**Written problem:**
Check each line of the records below for the string "loại", then state how many lines contain it, with no other output.

Collected data entries:
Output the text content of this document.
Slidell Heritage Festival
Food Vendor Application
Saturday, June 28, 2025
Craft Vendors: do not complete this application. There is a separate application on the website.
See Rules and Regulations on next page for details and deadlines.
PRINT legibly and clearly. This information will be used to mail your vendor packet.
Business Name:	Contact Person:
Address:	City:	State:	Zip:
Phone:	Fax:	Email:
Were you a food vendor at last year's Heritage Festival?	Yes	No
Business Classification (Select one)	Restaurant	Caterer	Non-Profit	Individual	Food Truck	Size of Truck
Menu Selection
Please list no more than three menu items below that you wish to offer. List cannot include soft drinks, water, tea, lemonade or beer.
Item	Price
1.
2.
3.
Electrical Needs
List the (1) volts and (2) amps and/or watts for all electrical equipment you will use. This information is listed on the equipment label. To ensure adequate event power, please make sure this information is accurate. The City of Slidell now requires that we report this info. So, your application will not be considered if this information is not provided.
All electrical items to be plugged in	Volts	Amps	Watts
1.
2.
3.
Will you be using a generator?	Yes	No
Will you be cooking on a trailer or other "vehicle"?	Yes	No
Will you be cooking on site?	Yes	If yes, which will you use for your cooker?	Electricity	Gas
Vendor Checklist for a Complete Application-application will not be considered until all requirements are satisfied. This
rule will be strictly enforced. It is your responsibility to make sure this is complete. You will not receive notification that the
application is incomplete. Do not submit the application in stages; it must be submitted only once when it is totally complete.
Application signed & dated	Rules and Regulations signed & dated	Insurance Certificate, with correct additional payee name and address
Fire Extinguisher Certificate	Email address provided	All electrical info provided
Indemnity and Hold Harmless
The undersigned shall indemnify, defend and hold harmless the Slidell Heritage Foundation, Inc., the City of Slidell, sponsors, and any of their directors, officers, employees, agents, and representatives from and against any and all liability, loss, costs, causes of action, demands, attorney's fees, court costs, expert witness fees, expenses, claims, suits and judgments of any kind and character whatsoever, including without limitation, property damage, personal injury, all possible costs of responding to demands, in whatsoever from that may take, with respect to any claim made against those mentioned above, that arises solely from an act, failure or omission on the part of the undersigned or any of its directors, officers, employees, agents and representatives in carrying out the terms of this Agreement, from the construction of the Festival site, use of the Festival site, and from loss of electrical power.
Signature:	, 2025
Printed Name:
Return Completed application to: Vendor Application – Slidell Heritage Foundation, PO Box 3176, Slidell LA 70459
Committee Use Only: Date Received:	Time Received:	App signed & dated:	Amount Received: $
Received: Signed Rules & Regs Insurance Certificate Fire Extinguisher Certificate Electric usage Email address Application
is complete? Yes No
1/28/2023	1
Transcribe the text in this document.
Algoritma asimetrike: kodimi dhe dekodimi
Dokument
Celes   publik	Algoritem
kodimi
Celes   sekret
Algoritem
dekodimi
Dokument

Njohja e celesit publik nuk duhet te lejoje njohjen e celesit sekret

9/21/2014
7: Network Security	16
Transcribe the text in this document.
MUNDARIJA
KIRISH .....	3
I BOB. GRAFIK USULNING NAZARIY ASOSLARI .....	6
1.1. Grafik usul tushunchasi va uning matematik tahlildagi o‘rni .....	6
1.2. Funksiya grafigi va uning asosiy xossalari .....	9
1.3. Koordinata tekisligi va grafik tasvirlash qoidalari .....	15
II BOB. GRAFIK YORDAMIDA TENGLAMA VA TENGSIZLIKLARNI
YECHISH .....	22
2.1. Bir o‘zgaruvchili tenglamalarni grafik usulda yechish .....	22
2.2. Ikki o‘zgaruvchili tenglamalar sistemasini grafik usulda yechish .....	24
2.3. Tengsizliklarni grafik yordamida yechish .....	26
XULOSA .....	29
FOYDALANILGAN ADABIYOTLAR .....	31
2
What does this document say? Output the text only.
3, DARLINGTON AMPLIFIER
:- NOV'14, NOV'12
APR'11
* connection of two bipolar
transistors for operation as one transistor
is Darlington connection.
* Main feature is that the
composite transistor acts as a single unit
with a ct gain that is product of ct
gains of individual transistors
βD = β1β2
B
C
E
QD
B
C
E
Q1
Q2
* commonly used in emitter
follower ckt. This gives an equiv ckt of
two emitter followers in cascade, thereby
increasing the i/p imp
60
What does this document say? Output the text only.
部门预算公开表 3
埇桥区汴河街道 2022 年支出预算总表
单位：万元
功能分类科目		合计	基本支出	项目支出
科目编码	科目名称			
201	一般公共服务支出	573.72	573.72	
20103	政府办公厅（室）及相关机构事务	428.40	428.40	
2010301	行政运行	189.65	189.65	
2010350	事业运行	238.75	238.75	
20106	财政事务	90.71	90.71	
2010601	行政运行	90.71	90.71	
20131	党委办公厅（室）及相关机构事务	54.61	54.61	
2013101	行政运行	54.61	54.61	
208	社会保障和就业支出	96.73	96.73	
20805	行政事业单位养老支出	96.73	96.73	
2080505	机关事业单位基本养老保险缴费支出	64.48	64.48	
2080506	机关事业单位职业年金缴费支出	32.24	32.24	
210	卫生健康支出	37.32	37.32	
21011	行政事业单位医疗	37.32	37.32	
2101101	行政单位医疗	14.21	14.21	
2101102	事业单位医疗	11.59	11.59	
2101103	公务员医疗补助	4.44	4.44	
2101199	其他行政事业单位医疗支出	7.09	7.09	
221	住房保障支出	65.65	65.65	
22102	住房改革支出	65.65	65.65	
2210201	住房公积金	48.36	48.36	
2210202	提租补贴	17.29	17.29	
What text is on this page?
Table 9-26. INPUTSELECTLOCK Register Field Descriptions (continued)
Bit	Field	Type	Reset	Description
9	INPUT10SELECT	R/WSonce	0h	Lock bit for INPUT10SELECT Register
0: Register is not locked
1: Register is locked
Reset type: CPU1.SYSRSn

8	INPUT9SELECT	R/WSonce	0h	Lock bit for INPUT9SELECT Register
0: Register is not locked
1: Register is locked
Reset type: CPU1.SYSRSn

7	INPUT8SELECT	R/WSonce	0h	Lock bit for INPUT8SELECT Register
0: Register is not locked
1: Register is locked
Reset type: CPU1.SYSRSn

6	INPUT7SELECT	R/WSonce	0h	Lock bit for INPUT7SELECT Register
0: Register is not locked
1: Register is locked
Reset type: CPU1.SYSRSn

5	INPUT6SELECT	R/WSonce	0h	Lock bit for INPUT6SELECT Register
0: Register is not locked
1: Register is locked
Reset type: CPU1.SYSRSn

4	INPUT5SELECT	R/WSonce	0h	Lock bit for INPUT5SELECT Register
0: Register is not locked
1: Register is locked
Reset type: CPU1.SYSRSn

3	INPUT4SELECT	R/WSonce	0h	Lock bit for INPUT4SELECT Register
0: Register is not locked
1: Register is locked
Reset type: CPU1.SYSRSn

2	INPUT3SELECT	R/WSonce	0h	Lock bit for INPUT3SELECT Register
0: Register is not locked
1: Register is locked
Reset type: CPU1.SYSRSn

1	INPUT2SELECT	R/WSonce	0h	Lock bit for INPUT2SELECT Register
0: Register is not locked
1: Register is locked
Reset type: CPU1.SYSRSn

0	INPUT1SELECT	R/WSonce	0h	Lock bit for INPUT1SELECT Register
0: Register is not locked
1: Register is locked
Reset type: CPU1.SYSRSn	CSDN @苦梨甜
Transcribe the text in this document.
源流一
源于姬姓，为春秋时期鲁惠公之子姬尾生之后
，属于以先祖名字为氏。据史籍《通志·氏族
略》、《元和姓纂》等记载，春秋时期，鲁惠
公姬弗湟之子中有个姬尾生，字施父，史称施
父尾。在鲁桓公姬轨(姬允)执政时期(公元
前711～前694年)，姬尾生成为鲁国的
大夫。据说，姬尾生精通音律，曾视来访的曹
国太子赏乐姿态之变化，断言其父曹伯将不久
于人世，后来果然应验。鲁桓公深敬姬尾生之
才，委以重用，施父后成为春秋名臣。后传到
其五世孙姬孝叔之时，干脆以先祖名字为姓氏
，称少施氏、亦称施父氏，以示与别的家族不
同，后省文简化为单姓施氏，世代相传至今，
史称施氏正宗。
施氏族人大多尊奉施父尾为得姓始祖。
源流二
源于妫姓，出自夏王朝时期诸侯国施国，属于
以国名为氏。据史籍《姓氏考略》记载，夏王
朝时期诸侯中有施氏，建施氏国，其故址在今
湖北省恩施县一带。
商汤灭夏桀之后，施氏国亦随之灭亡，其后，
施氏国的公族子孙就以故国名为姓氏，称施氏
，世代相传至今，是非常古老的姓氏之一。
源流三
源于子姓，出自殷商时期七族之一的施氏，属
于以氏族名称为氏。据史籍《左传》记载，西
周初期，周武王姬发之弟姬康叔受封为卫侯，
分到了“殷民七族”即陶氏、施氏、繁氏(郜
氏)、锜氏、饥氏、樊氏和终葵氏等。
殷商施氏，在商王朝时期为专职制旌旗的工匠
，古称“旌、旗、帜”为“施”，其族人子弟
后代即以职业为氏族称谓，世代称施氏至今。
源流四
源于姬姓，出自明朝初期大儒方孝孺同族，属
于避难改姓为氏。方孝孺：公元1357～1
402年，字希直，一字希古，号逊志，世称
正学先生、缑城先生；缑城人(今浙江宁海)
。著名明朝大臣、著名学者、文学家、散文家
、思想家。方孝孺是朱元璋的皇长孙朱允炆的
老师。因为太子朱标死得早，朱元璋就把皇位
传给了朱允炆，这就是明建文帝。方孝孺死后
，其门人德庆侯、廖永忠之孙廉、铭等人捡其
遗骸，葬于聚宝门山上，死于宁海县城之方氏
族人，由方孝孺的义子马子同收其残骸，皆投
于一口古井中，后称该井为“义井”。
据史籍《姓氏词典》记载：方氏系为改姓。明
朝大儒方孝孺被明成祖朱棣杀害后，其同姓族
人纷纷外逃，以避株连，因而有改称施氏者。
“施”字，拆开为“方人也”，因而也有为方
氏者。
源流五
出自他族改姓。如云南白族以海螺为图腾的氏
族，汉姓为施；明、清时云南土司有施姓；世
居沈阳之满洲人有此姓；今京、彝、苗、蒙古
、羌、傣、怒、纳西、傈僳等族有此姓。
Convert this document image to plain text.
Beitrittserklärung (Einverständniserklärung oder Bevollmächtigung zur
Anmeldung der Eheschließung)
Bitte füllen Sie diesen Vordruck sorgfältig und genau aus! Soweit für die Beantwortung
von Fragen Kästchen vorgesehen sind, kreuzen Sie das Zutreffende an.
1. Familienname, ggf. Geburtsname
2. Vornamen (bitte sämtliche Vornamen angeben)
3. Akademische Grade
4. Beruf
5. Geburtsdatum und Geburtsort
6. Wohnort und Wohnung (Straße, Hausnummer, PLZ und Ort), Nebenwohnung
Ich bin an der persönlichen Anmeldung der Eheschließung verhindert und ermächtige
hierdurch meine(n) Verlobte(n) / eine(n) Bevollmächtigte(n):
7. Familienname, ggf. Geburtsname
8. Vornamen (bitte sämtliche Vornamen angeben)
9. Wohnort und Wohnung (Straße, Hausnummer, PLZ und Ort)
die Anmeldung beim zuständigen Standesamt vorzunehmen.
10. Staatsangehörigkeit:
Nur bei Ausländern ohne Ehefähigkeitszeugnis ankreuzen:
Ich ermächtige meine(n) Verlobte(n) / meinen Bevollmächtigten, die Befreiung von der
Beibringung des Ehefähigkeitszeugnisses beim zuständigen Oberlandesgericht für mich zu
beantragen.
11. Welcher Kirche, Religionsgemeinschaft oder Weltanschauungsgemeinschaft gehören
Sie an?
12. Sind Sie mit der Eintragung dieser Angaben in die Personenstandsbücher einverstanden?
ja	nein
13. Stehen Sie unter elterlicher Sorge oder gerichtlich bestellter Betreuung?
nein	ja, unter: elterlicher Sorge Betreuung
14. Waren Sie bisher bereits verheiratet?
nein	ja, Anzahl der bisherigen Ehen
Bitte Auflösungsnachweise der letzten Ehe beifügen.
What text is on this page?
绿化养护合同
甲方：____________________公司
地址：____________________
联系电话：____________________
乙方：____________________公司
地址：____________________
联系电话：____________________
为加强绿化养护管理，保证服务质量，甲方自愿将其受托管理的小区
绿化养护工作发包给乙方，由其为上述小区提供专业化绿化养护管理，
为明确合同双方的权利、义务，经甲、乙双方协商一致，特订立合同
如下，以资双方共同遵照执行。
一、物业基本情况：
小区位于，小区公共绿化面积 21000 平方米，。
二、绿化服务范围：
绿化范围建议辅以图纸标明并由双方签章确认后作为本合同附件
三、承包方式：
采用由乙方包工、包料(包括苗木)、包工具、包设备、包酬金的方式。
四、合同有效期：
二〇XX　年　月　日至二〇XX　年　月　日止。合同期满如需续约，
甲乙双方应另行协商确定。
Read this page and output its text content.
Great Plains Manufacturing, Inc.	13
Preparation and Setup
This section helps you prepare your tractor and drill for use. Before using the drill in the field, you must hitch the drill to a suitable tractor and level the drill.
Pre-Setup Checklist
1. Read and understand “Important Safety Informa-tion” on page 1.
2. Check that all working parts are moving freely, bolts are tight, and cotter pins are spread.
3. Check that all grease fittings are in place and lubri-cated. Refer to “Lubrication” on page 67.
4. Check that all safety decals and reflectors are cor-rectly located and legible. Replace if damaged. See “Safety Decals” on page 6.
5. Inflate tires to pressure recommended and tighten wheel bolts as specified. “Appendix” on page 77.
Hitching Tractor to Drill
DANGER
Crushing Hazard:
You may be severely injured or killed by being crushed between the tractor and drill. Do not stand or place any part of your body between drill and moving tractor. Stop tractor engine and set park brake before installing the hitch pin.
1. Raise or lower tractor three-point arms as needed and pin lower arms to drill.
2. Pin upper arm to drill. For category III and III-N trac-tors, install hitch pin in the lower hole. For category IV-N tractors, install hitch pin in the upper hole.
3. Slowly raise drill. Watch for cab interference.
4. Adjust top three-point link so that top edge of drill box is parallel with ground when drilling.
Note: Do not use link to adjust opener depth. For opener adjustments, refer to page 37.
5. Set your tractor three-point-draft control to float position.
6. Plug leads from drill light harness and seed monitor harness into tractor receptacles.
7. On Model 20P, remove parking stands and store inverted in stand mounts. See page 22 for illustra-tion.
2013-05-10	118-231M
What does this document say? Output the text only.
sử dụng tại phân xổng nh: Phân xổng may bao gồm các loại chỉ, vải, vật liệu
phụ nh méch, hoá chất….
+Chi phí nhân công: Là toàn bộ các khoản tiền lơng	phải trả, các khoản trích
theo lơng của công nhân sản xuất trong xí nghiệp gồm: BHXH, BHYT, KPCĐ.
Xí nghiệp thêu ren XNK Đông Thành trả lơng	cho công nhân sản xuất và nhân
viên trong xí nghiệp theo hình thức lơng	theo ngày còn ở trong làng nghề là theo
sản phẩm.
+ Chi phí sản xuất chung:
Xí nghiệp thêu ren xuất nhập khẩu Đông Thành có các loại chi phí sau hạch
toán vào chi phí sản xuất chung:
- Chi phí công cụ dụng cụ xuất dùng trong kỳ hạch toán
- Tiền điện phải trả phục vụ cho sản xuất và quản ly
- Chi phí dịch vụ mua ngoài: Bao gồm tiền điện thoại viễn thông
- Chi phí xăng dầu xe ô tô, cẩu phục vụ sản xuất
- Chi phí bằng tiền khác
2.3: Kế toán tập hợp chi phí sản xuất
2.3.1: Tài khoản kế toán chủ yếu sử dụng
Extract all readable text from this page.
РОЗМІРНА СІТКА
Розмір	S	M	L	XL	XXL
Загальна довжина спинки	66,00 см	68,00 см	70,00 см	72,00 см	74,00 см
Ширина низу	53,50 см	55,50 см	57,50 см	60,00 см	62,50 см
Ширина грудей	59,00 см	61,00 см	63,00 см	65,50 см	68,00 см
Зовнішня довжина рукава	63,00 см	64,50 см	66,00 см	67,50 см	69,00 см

**Solution for this exercise:**
2